Source passage below:

A child with autism is included in my first-grade classroom. Particularly during some activities, he gets very involved in visual self-stimulation at school. This seems to happen during art, recess, and gym. I’ve heard from our consultant that this behavior may reflect overstimulation, but these seem to be the times most students are more relaxed. This child will look at his fingers and flick them back and forth. Sometimes he looks at things out of the corner of his eye. All these things seem very odd. What can be done about this? The behaviors you describe are fairly common in autism, and your consultant is correct that often they reflect overstimulation (it can also happen for children who are understimulated!). The main feature that all the times you mention have in common is that they are probably less structured and more “free-form” and more social. What may seem like a relaxing situation to you may be making the child with autism more anxious. Take a look at the classroom during these times. How included is the child? Are there more distractions than usual? See if giving the child a specific agenda/visual schedule or prompts helps. It may be that giving special activities (one on one or small group) during these periods may be helpful.
2.

End of Source passage.

**Apply what you read**.
**1.** Translate this sentence from the passage on autism in the classroom into Spanish: "What may seem like a relaxing situation to you may be making the child with autism more anxious."
**2.** Extend the passage on autism in the classroom, picking up after its final sentence.

Material provided below:

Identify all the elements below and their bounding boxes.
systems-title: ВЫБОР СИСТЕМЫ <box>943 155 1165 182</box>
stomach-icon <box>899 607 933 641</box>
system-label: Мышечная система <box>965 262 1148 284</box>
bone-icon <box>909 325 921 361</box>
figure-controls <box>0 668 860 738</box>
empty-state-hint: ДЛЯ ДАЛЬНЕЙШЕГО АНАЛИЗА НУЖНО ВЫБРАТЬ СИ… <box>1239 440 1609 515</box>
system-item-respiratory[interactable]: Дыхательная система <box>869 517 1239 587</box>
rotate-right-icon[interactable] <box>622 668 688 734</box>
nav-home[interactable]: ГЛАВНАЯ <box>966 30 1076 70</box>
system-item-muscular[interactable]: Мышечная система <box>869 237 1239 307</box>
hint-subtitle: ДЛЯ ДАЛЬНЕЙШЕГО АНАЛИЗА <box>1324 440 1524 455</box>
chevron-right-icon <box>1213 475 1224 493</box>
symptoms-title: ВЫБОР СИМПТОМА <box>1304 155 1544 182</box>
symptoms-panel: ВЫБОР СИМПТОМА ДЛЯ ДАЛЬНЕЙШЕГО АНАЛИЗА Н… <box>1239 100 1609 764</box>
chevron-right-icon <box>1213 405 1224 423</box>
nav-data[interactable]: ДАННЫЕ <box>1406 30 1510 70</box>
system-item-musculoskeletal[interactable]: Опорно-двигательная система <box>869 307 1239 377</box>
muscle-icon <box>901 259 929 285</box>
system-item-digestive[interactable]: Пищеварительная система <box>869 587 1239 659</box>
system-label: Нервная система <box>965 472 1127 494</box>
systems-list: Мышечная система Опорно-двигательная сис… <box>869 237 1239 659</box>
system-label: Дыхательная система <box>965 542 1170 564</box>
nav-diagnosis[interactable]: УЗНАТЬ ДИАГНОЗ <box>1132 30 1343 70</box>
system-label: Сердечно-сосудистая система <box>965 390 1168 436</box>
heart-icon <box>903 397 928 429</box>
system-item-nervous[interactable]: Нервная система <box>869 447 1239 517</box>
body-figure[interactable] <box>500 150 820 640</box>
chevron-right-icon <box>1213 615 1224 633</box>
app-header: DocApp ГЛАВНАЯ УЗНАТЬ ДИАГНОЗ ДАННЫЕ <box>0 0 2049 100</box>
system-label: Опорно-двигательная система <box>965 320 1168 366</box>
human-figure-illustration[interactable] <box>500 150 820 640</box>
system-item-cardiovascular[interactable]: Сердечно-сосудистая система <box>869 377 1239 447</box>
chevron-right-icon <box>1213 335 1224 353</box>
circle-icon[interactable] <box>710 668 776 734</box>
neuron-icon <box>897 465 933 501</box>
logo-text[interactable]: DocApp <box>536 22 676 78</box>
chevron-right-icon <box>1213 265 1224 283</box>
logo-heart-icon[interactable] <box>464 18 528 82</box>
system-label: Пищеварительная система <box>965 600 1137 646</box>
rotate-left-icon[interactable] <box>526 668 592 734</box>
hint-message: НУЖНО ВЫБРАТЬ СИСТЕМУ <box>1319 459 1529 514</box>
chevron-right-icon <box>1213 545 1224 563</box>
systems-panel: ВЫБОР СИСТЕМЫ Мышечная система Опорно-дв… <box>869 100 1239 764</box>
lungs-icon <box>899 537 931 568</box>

End of Material provided.

**Per-task outputs**.
**1.** Lo que a usted le puede parecer una situación relajante puede estar poniendo más ansioso al niño con autismo.

**2.**
My daughter loves to put all kinds of things into her mouth. This includes dirt and stuff she has picked right up off the floor. What can I do about this? In the first place, be sure the environment is lead free and have your daughter’s lead level tested. Talk to the school psychologist, speech pathologist, occupational therapist, or behavior specialist. Often, these are the same people who will be working on the problem at school. If your daughter has a strong need to chew, try providing something safe to chew (avoid things that stick to the teeth and cause cavities, though—notably, fruit sticks are bad!). Sometimes crunchy foods or access to materials that can be chewed without swallowing will help. Occasionally, children respond well to activities that include blowing or sucking.
3.
My 9-year-old son likes to body rock a lot. This makes him seem very odd. What can I do about it? Sometimes giving the child more opportunities for physical activity during the day can help. This can include running and other, more strenuous activities but could also include use of a rocking chair or swing. Sometimes using seats that have a degree of “give” (large therapy balls or cushions) can help with this. You can talk with your occupational therapist about other ideas.
4.
A 22-year-old woman with autism has come to work in our restaurant with a full-time supporter. I notice that she hums a lot, particularly when we get busy at lunchtime. We’d like to keep her as an employee but wonder why she does this and if there is any way to control it? You mention that this is worse in one setting—likely a time when things are most busy and noisy in your restaurant. Talk with her supporter. Our suspicion is that she is overwhelmed with auditory input at the busy times and may be attempting to compensate by producing her own sound. If reducing the sound level is not an option, think about giving her a small portable music player so that she can play her own music. Even just wearing the earplugs or listening to white noise may help.